**Directions**
Repeat every record exactly, but keep images out of the copy.
— start of Extracted entries —
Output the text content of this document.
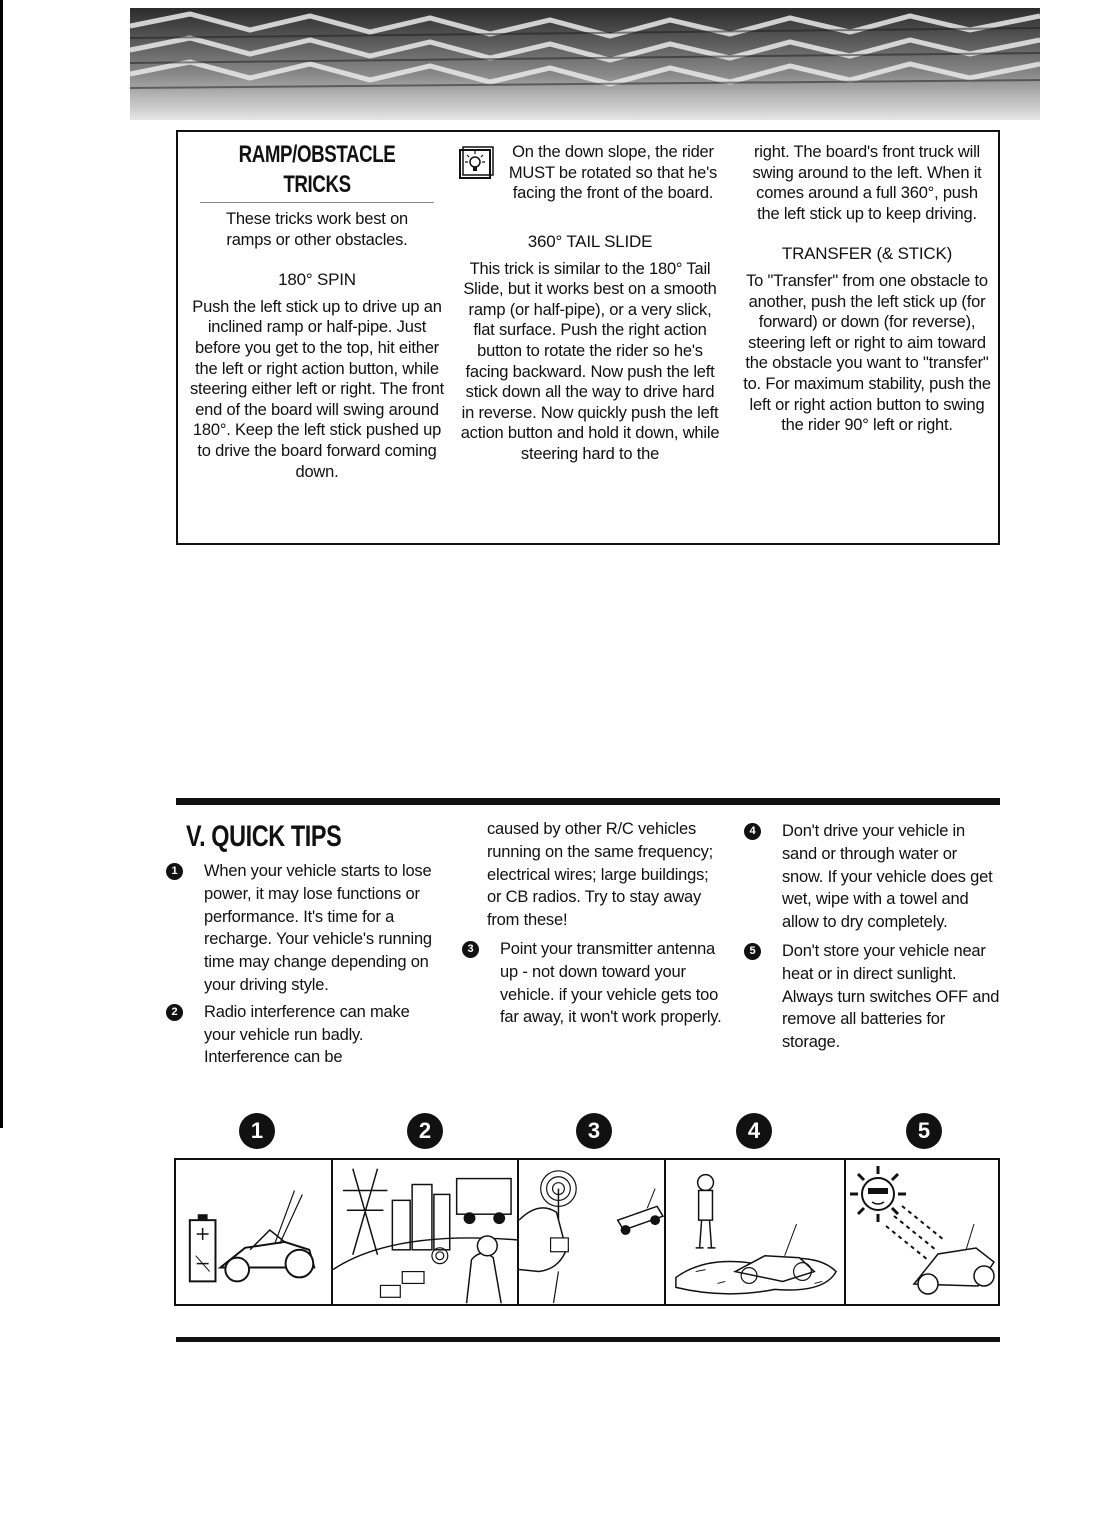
RAMP/OBSTACLE TRICKS
These tricks work best on ramps or other obstacles.
180° SPIN
Push the left stick up to drive up an inclined ramp or half-pipe. Just before you get to the top, hit either the left or right action button, while steering either left or right. The front end of the board will swing around 180°. Keep the left stick pushed up to drive the board forward coming down.
On the down slope, the rider MUST be rotated so that he's facing the front of the board.
360° TAIL SLIDE
This trick is similar to the 180° Tail Slide, but it works best on a smooth ramp (or half-pipe), or a very slick, flat surface. Push the right action button to rotate the rider so he's facing backward. Now push the left stick down all the way to drive hard in reverse. Now quickly push the left action button and hold it down, while steering hard to the
right. The board's front truck will swing around to the left. When it comes around a full 360°, push the left stick up to keep driving.
TRANSFER (& STICK)
To "Transfer" from one obstacle to another, push the left stick up (for forward) or down (for reverse), steering left or right to aim toward the obstacle you want to "transfer" to. For maximum stability, push the left or right action button to swing the rider 90° left or right.
V. QUICK TIPS
1	When your vehicle starts to lose power, it may lose functions or performance. It's time for a recharge. Your vehicle's running time may change depending on your driving style.
2	Radio interference can make your vehicle run badly. Interference can be
caused by other R/C vehicles running on the same frequency; electrical wires; large buildings; or CB radios. Try to stay away from these!
3	Point your transmitter antenna up - not down toward your vehicle. if your vehicle gets too far away, it won't work properly.
4	Don't drive your vehicle in sand or through water or snow. If your vehicle does get wet, wipe with a towel and allow to dry completely.
5	Don't store your vehicle near heat or in direct sunlight. Always turn switches OFF and remove all batteries for storage.
1	2	3	4	5
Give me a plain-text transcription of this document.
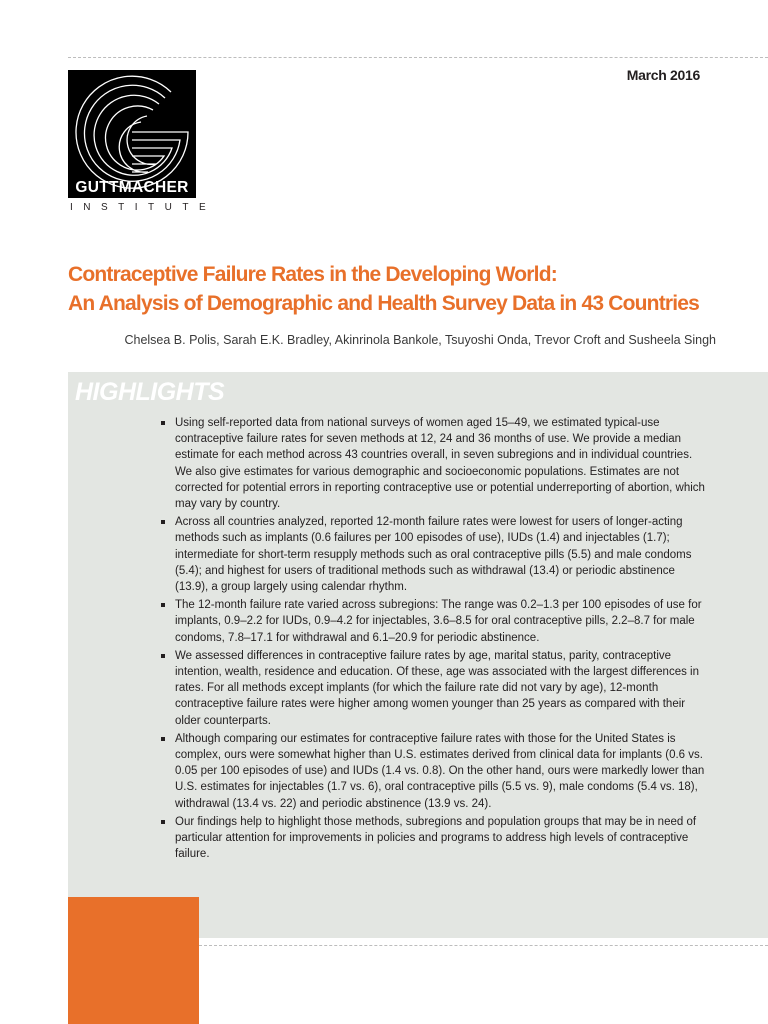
March 2016
GUTTMACHER
INSTITUTE
Contraceptive Failure Rates in the Developing World:
An Analysis of Demographic and Health Survey Data in 43 Countries
Chelsea B. Polis, Sarah E.K. Bradley, Akinrinola Bankole, Tsuyoshi Onda, Trevor Croft and Susheela Singh
HIGHLIGHTS
Using self-reported data from national surveys of women aged 15–49, we estimated typical-use contraceptive failure rates for seven methods at 12, 24 and 36 months of use. We provide a median estimate for each method across 43 countries overall, in seven subregions and in individual countries. We also give estimates for various demographic and socioeconomic populations. Estimates are not corrected for potential errors in reporting contraceptive use or potential underreporting of abortion, which may vary by country.
Across all countries analyzed, reported 12-month failure rates were lowest for users of longer-acting methods such as implants (0.6 failures per 100 episodes of use), IUDs (1.4) and injectables (1.7); intermediate for short-term resupply methods such as oral contraceptive pills (5.5) and male condoms (5.4); and highest for users of traditional methods such as withdrawal (13.4) or periodic abstinence (13.9), a group largely using calendar rhythm.
The 12-month failure rate varied across subregions: The range was 0.2–1.3 per 100 episodes of use for implants, 0.9–2.2 for IUDs, 0.9–4.2 for injectables, 3.6–8.5 for oral contraceptive pills, 2.2–8.7 for male condoms, 7.8–17.1 for withdrawal and 6.1–20.9 for periodic abstinence.
We assessed differences in contraceptive failure rates by age, marital status, parity, contraceptive intention, wealth, residence and education. Of these, age was associated with the largest differences in rates. For all methods except implants (for which the failure rate did not vary by age), 12-month contraceptive failure rates were higher among women younger than 25 years as compared with their older counterparts.
Although comparing our estimates for contraceptive failure rates with those for the United States is complex, ours were somewhat higher than U.S. estimates derived from clinical data for implants (0.6 vs. 0.05 per 100 episodes of use) and IUDs (1.4 vs. 0.8). On the other hand, ours were markedly lower than U.S. estimates for injectables (1.7 vs. 6), oral contraceptive pills (5.5 vs. 9), male condoms (5.4 vs. 18), withdrawal (13.4 vs. 22) and periodic abstinence (13.9 vs. 24).
Our findings help to highlight those methods, subregions and population groups that may be in need of particular attention for improvements in policies and programs to address high levels of contraceptive failure.
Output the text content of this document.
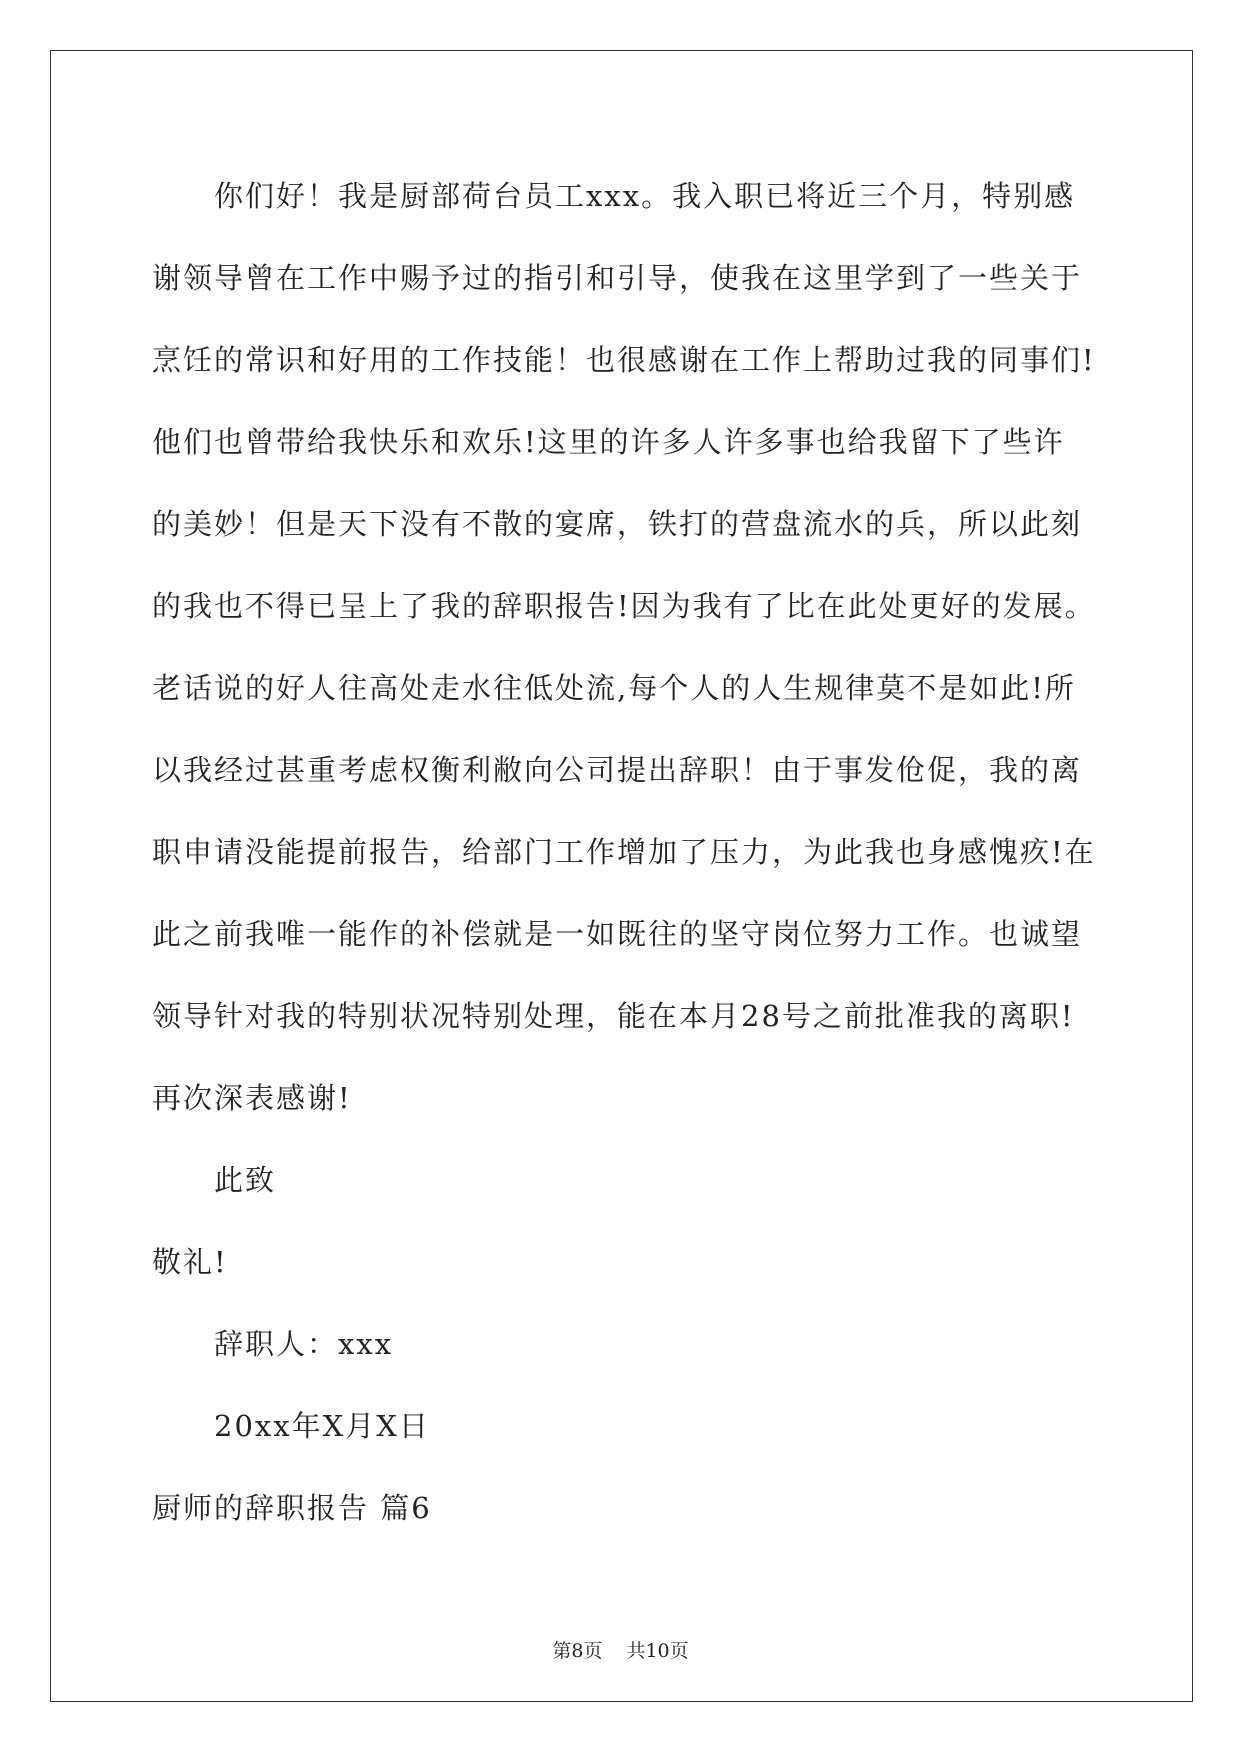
你们好！我是厨部荷台员工xxx。我入职已将近三个月，特别感
谢领导曾在工作中赐予过的指引和引导，使我在这里学到了一些关于
烹饪的常识和好用的工作技能！也很感谢在工作上帮助过我的同事们!
他们也曾带给我快乐和欢乐!这里的许多人许多事也给我留下了些许
的美妙！但是天下没有不散的宴席，铁打的营盘流水的兵，所以此刻
的我也不得已呈上了我的辞职报告!因为我有了比在此处更好的发展。
老话说的好人往高处走水往低处流,每个人的人生规律莫不是如此!所
以我经过甚重考虑权衡利敝向公司提出辞职！由于事发伧促，我的离
职申请没能提前报告，给部门工作增加了压力，为此我也身感愧疚!在
此之前我唯一能作的补偿就是一如既往的坚守岗位努力工作。也诚望
领导针对我的特别状况特别处理，能在本月28号之前批准我的离职!
再次深表感谢!
此致
敬礼!
辞职人：xxx
20xx年X月X日
厨师的辞职报告 篇6
第8页 共10页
— end of Extracted entries —
**Output**
Output the text content of this document.
RAMP/OBSTACLE TRICKS
These tricks work best on ramps or other obstacles.
180° SPIN
Push the left stick up to drive up an inclined ramp or half-pipe. Just before you get to the top, hit either the left or right action button, while steering either left or right. The front end of the board will swing around 180°. Keep the left stick pushed up to drive the board forward coming down.
On the down slope, the rider MUST be rotated so that he's facing the front of the board.
360° TAIL SLIDE
This trick is similar to the 180° Tail Slide, but it works best on a smooth ramp (or half-pipe), or a very slick, flat surface. Push the right action button to rotate the rider so he's facing backward. Now push the left stick down all the way to drive hard in reverse. Now quickly push the left action button and hold it down, while steering hard to the
right. The board's front truck will swing around to the left. When it comes around a full 360°, push the left stick up to keep driving.
TRANSFER (& STICK)
To "Transfer" from one obstacle to another, push the left stick up (for forward) or down (for reverse), steering left or right to aim toward the obstacle you want to "transfer" to. For maximum stability, push the left or right action button to swing the rider 90° left or right.
V. QUICK TIPS
1	When your vehicle starts to lose power, it may lose functions or performance. It's time for a recharge. Your vehicle's running time may change depending on your driving style.
2	Radio interference can make your vehicle run badly. Interference can be
caused by other R/C vehicles running on the same frequency; electrical wires; large buildings; or CB radios. Try to stay away from these!
3	Point your transmitter antenna up - not down toward your vehicle. if your vehicle gets too far away, it won't work properly.
4	Don't drive your vehicle in sand or through water or snow. If your vehicle does get wet, wipe with a towel and allow to dry completely.
5	Don't store your vehicle near heat or in direct sunlight. Always turn switches OFF and remove all batteries for storage.
1	2	3	4	5
Give me a plain-text transcription of this document.
March 2016
GUTTMACHER
INSTITUTE
Contraceptive Failure Rates in the Developing World:
An Analysis of Demographic and Health Survey Data in 43 Countries
Chelsea B. Polis, Sarah E.K. Bradley, Akinrinola Bankole, Tsuyoshi Onda, Trevor Croft and Susheela Singh
HIGHLIGHTS
Using self-reported data from national surveys of women aged 15–49, we estimated typical-use contraceptive failure rates for seven methods at 12, 24 and 36 months of use. We provide a median estimate for each method across 43 countries overall, in seven subregions and in individual countries. We also give estimates for various demographic and socioeconomic populations. Estimates are not corrected for potential errors in reporting contraceptive use or potential underreporting of abortion, which may vary by country.
Across all countries analyzed, reported 12-month failure rates were lowest for users of longer-acting methods such as implants (0.6 failures per 100 episodes of use), IUDs (1.4) and injectables (1.7); intermediate for short-term resupply methods such as oral contraceptive pills (5.5) and male condoms (5.4); and highest for users of traditional methods such as withdrawal (13.4) or periodic abstinence (13.9), a group largely using calendar rhythm.
The 12-month failure rate varied across subregions: The range was 0.2–1.3 per 100 episodes of use for implants, 0.9–2.2 for IUDs, 0.9–4.2 for injectables, 3.6–8.5 for oral contraceptive pills, 2.2–8.7 for male condoms, 7.8–17.1 for withdrawal and 6.1–20.9 for periodic abstinence.
We assessed differences in contraceptive failure rates by age, marital status, parity, contraceptive intention, wealth, residence and education. Of these, age was associated with the largest differences in rates. For all methods except implants (for which the failure rate did not vary by age), 12-month contraceptive failure rates were higher among women younger than 25 years as compared with their older counterparts.
Although comparing our estimates for contraceptive failure rates with those for the United States is complex, ours were somewhat higher than U.S. estimates derived from clinical data for implants (0.6 vs. 0.05 per 100 episodes of use) and IUDs (1.4 vs. 0.8). On the other hand, ours were markedly lower than U.S. estimates for injectables (1.7 vs. 6), oral contraceptive pills (5.5 vs. 9), male condoms (5.4 vs. 18), withdrawal (13.4 vs. 22) and periodic abstinence (13.9 vs. 24).
Our findings help to highlight those methods, subregions and population groups that may be in need of particular attention for improvements in policies and programs to address high levels of contraceptive failure.
Output the text content of this document.
你们好！我是厨部荷台员工xxx。我入职已将近三个月，特别感
谢领导曾在工作中赐予过的指引和引导，使我在这里学到了一些关于
烹饪的常识和好用的工作技能！也很感谢在工作上帮助过我的同事们!
他们也曾带给我快乐和欢乐!这里的许多人许多事也给我留下了些许
的美妙！但是天下没有不散的宴席，铁打的营盘流水的兵，所以此刻
的我也不得已呈上了我的辞职报告!因为我有了比在此处更好的发展。
老话说的好人往高处走水往低处流,每个人的人生规律莫不是如此!所
以我经过甚重考虑权衡利敝向公司提出辞职！由于事发伧促，我的离
职申请没能提前报告，给部门工作增加了压力，为此我也身感愧疚!在
此之前我唯一能作的补偿就是一如既往的坚守岗位努力工作。也诚望
领导针对我的特别状况特别处理，能在本月28号之前批准我的离职!
再次深表感谢!
此致
敬礼!
辞职人：xxx
20xx年X月X日
厨师的辞职报告 篇6
第8页 共10页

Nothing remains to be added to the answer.